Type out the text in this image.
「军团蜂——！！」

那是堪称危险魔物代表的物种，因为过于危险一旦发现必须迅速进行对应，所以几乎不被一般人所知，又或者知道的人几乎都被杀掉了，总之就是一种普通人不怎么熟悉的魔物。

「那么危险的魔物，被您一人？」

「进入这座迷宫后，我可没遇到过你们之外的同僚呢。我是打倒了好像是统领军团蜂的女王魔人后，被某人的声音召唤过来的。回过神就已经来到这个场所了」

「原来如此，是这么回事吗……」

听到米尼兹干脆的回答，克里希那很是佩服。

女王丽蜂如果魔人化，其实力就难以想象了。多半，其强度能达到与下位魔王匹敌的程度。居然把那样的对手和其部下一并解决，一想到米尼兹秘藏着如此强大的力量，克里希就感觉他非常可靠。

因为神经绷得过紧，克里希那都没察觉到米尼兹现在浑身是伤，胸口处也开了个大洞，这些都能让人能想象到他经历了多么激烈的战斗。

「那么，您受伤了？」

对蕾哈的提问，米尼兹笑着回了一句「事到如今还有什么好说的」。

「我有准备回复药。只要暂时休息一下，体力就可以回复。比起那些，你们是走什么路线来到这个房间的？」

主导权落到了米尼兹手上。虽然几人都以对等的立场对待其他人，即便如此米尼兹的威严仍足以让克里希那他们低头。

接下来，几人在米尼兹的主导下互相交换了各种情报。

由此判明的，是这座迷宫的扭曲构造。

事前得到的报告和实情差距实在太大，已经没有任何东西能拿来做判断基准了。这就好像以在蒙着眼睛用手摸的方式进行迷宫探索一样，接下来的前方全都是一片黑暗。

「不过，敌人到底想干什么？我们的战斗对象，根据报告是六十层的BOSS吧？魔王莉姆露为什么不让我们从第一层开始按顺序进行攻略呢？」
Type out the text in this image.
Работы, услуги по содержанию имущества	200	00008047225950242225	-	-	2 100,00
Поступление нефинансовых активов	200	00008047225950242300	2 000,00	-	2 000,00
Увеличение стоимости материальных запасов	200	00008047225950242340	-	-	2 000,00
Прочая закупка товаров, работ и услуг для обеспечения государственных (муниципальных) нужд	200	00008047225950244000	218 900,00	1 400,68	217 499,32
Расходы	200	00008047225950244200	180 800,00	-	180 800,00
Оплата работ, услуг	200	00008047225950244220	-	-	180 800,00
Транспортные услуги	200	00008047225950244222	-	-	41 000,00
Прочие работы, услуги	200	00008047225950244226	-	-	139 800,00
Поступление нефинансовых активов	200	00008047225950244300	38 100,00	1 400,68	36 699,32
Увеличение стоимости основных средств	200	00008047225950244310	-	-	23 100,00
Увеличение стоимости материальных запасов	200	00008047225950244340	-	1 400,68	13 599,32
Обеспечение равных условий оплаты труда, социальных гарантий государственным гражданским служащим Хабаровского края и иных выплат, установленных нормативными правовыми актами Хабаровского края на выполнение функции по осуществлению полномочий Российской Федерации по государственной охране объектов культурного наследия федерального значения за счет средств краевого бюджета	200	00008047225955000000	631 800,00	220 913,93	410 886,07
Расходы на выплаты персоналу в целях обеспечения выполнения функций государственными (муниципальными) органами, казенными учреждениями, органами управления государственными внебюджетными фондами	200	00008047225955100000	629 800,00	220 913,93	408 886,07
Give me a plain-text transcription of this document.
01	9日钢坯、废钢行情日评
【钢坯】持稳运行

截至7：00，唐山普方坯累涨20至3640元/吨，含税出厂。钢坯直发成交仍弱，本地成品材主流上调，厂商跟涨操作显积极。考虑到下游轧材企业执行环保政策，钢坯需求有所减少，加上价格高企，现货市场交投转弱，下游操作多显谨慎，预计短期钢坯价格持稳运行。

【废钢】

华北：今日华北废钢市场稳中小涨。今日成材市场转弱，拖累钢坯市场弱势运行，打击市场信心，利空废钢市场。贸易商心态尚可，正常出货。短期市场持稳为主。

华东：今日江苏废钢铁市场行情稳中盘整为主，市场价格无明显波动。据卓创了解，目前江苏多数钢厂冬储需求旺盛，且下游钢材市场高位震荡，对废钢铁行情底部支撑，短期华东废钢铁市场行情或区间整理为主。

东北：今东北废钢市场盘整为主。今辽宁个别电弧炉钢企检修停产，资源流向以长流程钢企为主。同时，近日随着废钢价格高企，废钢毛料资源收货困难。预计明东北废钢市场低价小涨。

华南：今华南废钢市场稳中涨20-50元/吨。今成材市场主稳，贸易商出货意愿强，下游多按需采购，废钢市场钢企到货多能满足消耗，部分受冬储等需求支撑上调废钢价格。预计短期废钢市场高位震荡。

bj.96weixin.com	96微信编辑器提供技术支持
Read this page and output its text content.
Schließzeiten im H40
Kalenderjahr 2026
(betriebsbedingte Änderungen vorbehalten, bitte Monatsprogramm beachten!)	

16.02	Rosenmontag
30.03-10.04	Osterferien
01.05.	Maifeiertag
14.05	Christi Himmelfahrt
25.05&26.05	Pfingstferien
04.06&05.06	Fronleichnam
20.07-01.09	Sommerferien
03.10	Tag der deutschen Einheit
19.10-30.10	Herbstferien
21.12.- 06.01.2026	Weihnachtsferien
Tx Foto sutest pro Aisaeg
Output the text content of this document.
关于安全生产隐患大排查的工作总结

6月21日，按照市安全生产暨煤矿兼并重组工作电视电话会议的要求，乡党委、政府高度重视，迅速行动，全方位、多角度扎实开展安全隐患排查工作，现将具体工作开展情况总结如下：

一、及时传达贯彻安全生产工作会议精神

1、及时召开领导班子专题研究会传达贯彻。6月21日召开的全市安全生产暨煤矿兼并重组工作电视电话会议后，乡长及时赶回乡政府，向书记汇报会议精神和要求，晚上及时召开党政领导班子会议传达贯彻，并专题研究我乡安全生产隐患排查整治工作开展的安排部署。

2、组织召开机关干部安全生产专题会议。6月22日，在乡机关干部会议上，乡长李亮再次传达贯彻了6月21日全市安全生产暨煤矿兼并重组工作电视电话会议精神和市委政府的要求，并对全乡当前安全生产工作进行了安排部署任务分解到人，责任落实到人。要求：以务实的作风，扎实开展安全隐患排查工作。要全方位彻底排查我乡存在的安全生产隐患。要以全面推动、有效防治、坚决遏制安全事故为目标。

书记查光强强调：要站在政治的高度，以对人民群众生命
━━━━━━
PROBLEM DESCRIPTION
From the line with "Output the text content of this document." to the last line of the material, give every line again exactly, and only those lines.

RESULT OF THE TASK
Output the text content of this document.
关于安全生产隐患大排查的工作总结

6月21日，按照市安全生产暨煤矿兼并重组工作电视电话会议的要求，乡党委、政府高度重视，迅速行动，全方位、多角度扎实开展安全隐患排查工作，现将具体工作开展情况总结如下：

一、及时传达贯彻安全生产工作会议精神

1、及时召开领导班子专题研究会传达贯彻。6月21日召开的全市安全生产暨煤矿兼并重组工作电视电话会议后，乡长及时赶回乡政府，向书记汇报会议精神和要求，晚上及时召开党政领导班子会议传达贯彻，并专题研究我乡安全生产隐患排查整治工作开展的安排部署。

2、组织召开机关干部安全生产专题会议。6月22日，在乡机关干部会议上，乡长李亮再次传达贯彻了6月21日全市安全生产暨煤矿兼并重组工作电视电话会议精神和市委政府的要求，并对全乡当前安全生产工作进行了安排部署任务分解到人，责任落实到人。要求：以务实的作风，扎实开展安全隐患排查工作。要全方位彻底排查我乡存在的安全生产隐患。要以全面推动、有效防治、坚决遏制安全事故为目标。

书记查光强强调：要站在政治的高度，以对人民群众生命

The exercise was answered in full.